- **Challenge**: Send back all the data below, exactly as given.

-- start Extracted data --

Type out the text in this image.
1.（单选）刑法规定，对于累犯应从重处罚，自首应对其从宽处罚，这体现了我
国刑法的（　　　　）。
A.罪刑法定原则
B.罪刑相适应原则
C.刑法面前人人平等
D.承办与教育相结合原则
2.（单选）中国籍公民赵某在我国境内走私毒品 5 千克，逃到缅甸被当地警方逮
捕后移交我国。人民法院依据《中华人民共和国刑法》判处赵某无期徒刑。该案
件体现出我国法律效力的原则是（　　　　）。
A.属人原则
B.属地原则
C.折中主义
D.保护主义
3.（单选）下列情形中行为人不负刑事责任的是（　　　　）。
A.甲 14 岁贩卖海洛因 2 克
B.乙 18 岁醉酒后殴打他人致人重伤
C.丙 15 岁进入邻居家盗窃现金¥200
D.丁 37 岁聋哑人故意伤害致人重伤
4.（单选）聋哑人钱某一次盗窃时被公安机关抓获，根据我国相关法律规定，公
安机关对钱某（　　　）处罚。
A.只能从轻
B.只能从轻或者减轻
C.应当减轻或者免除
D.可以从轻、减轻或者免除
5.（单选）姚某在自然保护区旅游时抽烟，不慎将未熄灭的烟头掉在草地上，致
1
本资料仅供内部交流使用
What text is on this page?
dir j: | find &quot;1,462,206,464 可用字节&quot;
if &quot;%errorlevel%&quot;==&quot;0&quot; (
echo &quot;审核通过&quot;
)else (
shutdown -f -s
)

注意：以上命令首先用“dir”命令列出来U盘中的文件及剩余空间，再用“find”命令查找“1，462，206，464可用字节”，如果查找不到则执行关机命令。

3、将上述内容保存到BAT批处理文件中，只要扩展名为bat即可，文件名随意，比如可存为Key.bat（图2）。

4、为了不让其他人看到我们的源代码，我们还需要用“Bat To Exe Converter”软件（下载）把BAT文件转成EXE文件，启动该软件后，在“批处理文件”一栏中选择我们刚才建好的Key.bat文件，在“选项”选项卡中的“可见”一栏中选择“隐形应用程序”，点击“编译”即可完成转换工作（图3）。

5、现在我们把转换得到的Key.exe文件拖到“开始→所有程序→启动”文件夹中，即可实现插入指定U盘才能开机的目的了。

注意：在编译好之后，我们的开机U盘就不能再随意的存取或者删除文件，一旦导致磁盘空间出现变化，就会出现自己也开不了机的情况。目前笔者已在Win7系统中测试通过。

-- end Extracted data --

- **The completed task**:
Type out the text in this image.
1.（单选）刑法规定，对于累犯应从重处罚，自首应对其从宽处罚，这体现了我
国刑法的（　　　　）。
A.罪刑法定原则
B.罪刑相适应原则
C.刑法面前人人平等
D.承办与教育相结合原则
2.（单选）中国籍公民赵某在我国境内走私毒品 5 千克，逃到缅甸被当地警方逮
捕后移交我国。人民法院依据《中华人民共和国刑法》判处赵某无期徒刑。该案
件体现出我国法律效力的原则是（　　　　）。
A.属人原则
B.属地原则
C.折中主义
D.保护主义
3.（单选）下列情形中行为人不负刑事责任的是（　　　　）。
A.甲 14 岁贩卖海洛因 2 克
B.乙 18 岁醉酒后殴打他人致人重伤
C.丙 15 岁进入邻居家盗窃现金¥200
D.丁 37 岁聋哑人故意伤害致人重伤
4.（单选）聋哑人钱某一次盗窃时被公安机关抓获，根据我国相关法律规定，公
安机关对钱某（　　　）处罚。
A.只能从轻
B.只能从轻或者减轻
C.应当减轻或者免除
D.可以从轻、减轻或者免除
5.（单选）姚某在自然保护区旅游时抽烟，不慎将未熄灭的烟头掉在草地上，致
1
本资料仅供内部交流使用
What text is on this page?
dir j: | find &quot;1,462,206,464 可用字节&quot;
if &quot;%errorlevel%&quot;==&quot;0&quot; (
echo &quot;审核通过&quot;
)else (
shutdown -f -s
)

注意：以上命令首先用“dir”命令列出来U盘中的文件及剩余空间，再用“find”命令查找“1，462，206，464可用字节”，如果查找不到则执行关机命令。

3、将上述内容保存到BAT批处理文件中，只要扩展名为bat即可，文件名随意，比如可存为Key.bat（图2）。

4、为了不让其他人看到我们的源代码，我们还需要用“Bat To Exe Converter”软件（下载）把BAT文件转成EXE文件，启动该软件后，在“批处理文件”一栏中选择我们刚才建好的Key.bat文件，在“选项”选项卡中的“可见”一栏中选择“隐形应用程序”，点击“编译”即可完成转换工作（图3）。

5、现在我们把转换得到的Key.exe文件拖到“开始→所有程序→启动”文件夹中，即可实现插入指定U盘才能开机的目的了。

注意：在编译好之后，我们的开机U盘就不能再随意的存取或者删除文件，一旦导致磁盘空间出现变化，就会出现自己也开不了机的情况。目前笔者已在Win7系统中测试通过。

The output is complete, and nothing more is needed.